- [Given request]:
Reproduce word for word the lines of the entries from the line containing "195, 37, 204]" up to and including the line containing "81, 131, 88]".

[Image-based layout entries]

· · · · ·

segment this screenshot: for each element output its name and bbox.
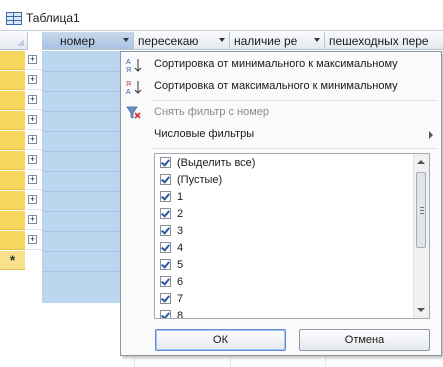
expand-icon[interactable]: +	[28, 195, 37, 204]
record-selector[interactable]	[0, 191, 25, 210]
menu-separator	[151, 100, 437, 101]
record-selector[interactable]	[0, 151, 25, 170]
list-item-label: 1	[177, 190, 184, 203]
menu-item-number-filters[interactable]: Числовые фильтры	[121, 124, 441, 146]
ok-button[interactable]: ОК	[155, 329, 286, 351]
column-header-label: наличие ре	[234, 33, 298, 48]
tab-table1[interactable]: Таблица1	[6, 8, 80, 28]
table-icon	[6, 11, 22, 25]
menu-item-sort-ascending[interactable]: A Я Сортировка от минимального к максима…	[121, 54, 441, 76]
expand-icon[interactable]: +	[28, 95, 37, 104]
sort-descending-icon: Я A	[126, 81, 142, 95]
tab-label: Таблица1	[26, 11, 80, 25]
svg-text:Я: Я	[126, 81, 131, 88]
list-item[interactable]: (Выделить все)	[160, 154, 255, 171]
menu-item-label: Сортировка от минимального к максимально…	[154, 58, 398, 70]
dropdown-arrow-icon[interactable]	[123, 38, 129, 42]
column-header-peresekayu[interactable]: пересекаю	[134, 32, 230, 50]
checkbox[interactable]	[160, 310, 171, 318]
new-record-icon[interactable]: *	[0, 251, 25, 270]
svg-text:A: A	[126, 59, 131, 66]
record-selector[interactable]	[0, 91, 25, 110]
expand-icon[interactable]: +	[28, 135, 37, 144]
list-item[interactable]: 4	[160, 239, 183, 256]
column-header-label: пересекаю	[138, 33, 199, 48]
record-selector[interactable]	[0, 51, 25, 70]
list-item-label: 5	[177, 258, 184, 271]
expand-icon[interactable]: +	[28, 235, 37, 244]
checkbox[interactable]	[160, 157, 171, 168]
column-header-label: номер	[60, 33, 95, 48]
list-item[interactable]: 7	[160, 290, 183, 307]
cancel-button[interactable]: Отмена	[299, 329, 430, 351]
list-item[interactable]: (Пустые)	[160, 171, 222, 188]
record-selector[interactable]	[0, 211, 25, 230]
menu-item-clear-filter: Снять фильтр с номер	[121, 102, 441, 124]
expand-icon[interactable]: +	[28, 55, 37, 64]
column-header-label: пешеходных пере	[329, 33, 429, 48]
list-item-label: 4	[177, 241, 184, 254]
checkbox[interactable]	[160, 174, 171, 185]
list-item-label: 7	[177, 292, 184, 305]
list-item[interactable]: 5	[160, 256, 183, 273]
expand-icon[interactable]: +	[28, 155, 37, 164]
list-item-label: (Выделить все)	[177, 156, 256, 169]
expand-icon[interactable]: +	[28, 115, 37, 124]
record-selector[interactable]	[0, 171, 25, 190]
list-item-label: 6	[177, 275, 184, 288]
expand-icon[interactable]: +	[28, 215, 37, 224]
list-item[interactable]: 8	[160, 307, 184, 319]
dropdown-arrow-icon[interactable]	[314, 38, 320, 42]
list-item-label: 2	[177, 207, 184, 220]
clear-filter-icon	[126, 106, 141, 119]
scroll-up-icon[interactable]	[417, 160, 425, 164]
list-item-label: 8	[177, 309, 184, 319]
checkbox[interactable]	[160, 225, 171, 236]
document-tab-bar: Таблица1	[0, 0, 443, 31]
checkbox[interactable]	[160, 208, 171, 219]
checkbox[interactable]	[160, 242, 171, 253]
expand-icon[interactable]: +	[28, 75, 37, 84]
list-item[interactable]: 1	[160, 188, 183, 205]
vertical-scrollbar[interactable]	[413, 154, 429, 318]
list-item[interactable]: 2	[160, 205, 183, 222]
checkbox[interactable]	[160, 191, 171, 202]
svg-text:Я: Я	[126, 67, 131, 73]
record-selector[interactable]	[0, 71, 25, 90]
menu-item-sort-descending[interactable]: Я A Сортировка от максимального к минима…	[121, 76, 441, 98]
list-item[interactable]: 6	[160, 273, 183, 290]
svg-text:A: A	[126, 89, 131, 95]
filter-values-list[interactable]: (Выделить все) (Пустые) 1 2 3 4 5 6 7 8	[154, 153, 430, 319]
filter-dropdown-menu: A Я Сортировка от минимального к максима…	[120, 51, 442, 356]
column-header-nalichie[interactable]: наличие ре	[230, 32, 325, 50]
list-item[interactable]: 3	[160, 222, 183, 239]
list-item-label: (Пустые)	[177, 173, 223, 186]
scroll-down-icon[interactable]	[417, 308, 425, 312]
checkbox[interactable]	[160, 293, 171, 304]
list-item-label: 3	[177, 224, 184, 237]
sort-ascending-icon: A Я	[126, 59, 142, 73]
submenu-arrow-icon	[429, 131, 433, 139]
checkbox[interactable]	[160, 259, 171, 270]
menu-separator	[151, 148, 437, 149]
expand-icon[interactable]: +	[28, 175, 37, 184]
menu-item-label: Снять фильтр с номер	[154, 106, 270, 118]
menu-item-label: Сортировка от максимального к минимально…	[154, 80, 398, 92]
menu-item-label: Числовые фильтры	[154, 128, 255, 140]
column-header-peshehodnyh[interactable]: пешеходных пере	[325, 32, 443, 50]
record-selector[interactable]	[0, 131, 25, 150]
scrollbar-thumb[interactable]	[416, 172, 426, 248]
column-header-nomer[interactable]: номер	[42, 32, 134, 50]
record-selector[interactable]	[0, 231, 25, 250]
select-all-corner[interactable]	[0, 32, 28, 50]
dropdown-arrow-icon[interactable]	[219, 38, 225, 42]
checkbox[interactable]	[160, 276, 171, 287]
record-selector[interactable]	[0, 111, 25, 130]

· · · · ·

- [Worked answer]:
expand-icon[interactable]: +	[28, 195, 37, 204]
record-selector[interactable]	[0, 191, 25, 210]
menu-separator	[151, 100, 437, 101]
record-selector[interactable]	[0, 151, 25, 170]
list-item-label: 1	[177, 190, 184, 203]
menu-item-number-filters[interactable]: Числовые фильтры	[121, 124, 441, 146]
ok-button[interactable]: ОК	[155, 329, 286, 351]
column-header-label: наличие ре	[234, 33, 298, 48]
tab-table1[interactable]: Таблица1	[6, 8, 80, 28]
table-icon	[6, 11, 22, 25]
menu-item-sort-ascending[interactable]: A Я Сортировка от минимального к максима…	[121, 54, 441, 76]
expand-icon[interactable]: +	[28, 95, 37, 104]
sort-descending-icon: Я A	[126, 81, 142, 95]
tab-label: Таблица1	[26, 11, 80, 25]
svg-text:Я: Я	[126, 81, 131, 88]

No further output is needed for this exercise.